╭──
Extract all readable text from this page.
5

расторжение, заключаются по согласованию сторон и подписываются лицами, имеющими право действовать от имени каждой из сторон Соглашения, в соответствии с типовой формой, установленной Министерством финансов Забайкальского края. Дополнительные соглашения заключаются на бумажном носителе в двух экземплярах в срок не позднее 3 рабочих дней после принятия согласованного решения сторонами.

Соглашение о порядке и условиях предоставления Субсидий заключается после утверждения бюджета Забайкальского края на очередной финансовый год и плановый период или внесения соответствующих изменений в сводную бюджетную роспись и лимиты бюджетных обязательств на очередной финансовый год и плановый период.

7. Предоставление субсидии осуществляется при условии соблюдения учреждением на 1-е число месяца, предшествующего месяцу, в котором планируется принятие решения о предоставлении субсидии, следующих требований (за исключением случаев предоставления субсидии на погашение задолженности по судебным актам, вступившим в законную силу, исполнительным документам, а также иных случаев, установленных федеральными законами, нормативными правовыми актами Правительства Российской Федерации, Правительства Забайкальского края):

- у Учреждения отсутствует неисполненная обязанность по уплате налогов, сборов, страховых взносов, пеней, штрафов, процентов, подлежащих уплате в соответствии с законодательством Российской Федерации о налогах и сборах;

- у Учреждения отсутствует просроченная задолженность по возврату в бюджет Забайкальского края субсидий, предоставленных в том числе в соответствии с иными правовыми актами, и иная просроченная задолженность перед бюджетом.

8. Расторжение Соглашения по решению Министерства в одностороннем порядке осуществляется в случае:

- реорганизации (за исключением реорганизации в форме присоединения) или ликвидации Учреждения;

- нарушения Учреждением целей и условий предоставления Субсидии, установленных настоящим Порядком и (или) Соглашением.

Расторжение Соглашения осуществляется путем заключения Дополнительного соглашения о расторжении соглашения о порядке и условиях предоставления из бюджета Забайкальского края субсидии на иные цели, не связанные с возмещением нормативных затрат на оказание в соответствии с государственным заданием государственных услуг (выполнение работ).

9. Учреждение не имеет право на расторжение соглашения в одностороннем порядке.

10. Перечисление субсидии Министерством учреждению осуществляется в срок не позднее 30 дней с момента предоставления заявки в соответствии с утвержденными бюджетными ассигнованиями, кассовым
╰──
Copy all the records above precisely.

— FINAL RESULT —
Extract all readable text from this page.
5

расторжение, заключаются по согласованию сторон и подписываются лицами, имеющими право действовать от имени каждой из сторон Соглашения, в соответствии с типовой формой, установленной Министерством финансов Забайкальского края. Дополнительные соглашения заключаются на бумажном носителе в двух экземплярах в срок не позднее 3 рабочих дней после принятия согласованного решения сторонами.

Соглашение о порядке и условиях предоставления Субсидий заключается после утверждения бюджета Забайкальского края на очередной финансовый год и плановый период или внесения соответствующих изменений в сводную бюджетную роспись и лимиты бюджетных обязательств на очередной финансовый год и плановый период.

7. Предоставление субсидии осуществляется при условии соблюдения учреждением на 1-е число месяца, предшествующего месяцу, в котором планируется принятие решения о предоставлении субсидии, следующих требований (за исключением случаев предоставления субсидии на погашение задолженности по судебным актам, вступившим в законную силу, исполнительным документам, а также иных случаев, установленных федеральными законами, нормативными правовыми актами Правительства Российской Федерации, Правительства Забайкальского края):

- у Учреждения отсутствует неисполненная обязанность по уплате налогов, сборов, страховых взносов, пеней, штрафов, процентов, подлежащих уплате в соответствии с законодательством Российской Федерации о налогах и сборах;

- у Учреждения отсутствует просроченная задолженность по возврату в бюджет Забайкальского края субсидий, предоставленных в том числе в соответствии с иными правовыми актами, и иная просроченная задолженность перед бюджетом.

8. Расторжение Соглашения по решению Министерства в одностороннем порядке осуществляется в случае:

- реорганизации (за исключением реорганизации в форме присоединения) или ликвидации Учреждения;

- нарушения Учреждением целей и условий предоставления Субсидии, установленных настоящим Порядком и (или) Соглашением.

Расторжение Соглашения осуществляется путем заключения Дополнительного соглашения о расторжении соглашения о порядке и условиях предоставления из бюджета Забайкальского края субсидии на иные цели, не связанные с возмещением нормативных затрат на оказание в соответствии с государственным заданием государственных услуг (выполнение работ).

9. Учреждение не имеет право на расторжение соглашения в одностороннем порядке.

10. Перечисление субсидии Министерством учреждению осуществляется в срок не позднее 30 дней с момента предоставления заявки в соответствии с утвержденными бюджетными ассигнованиями, кассовым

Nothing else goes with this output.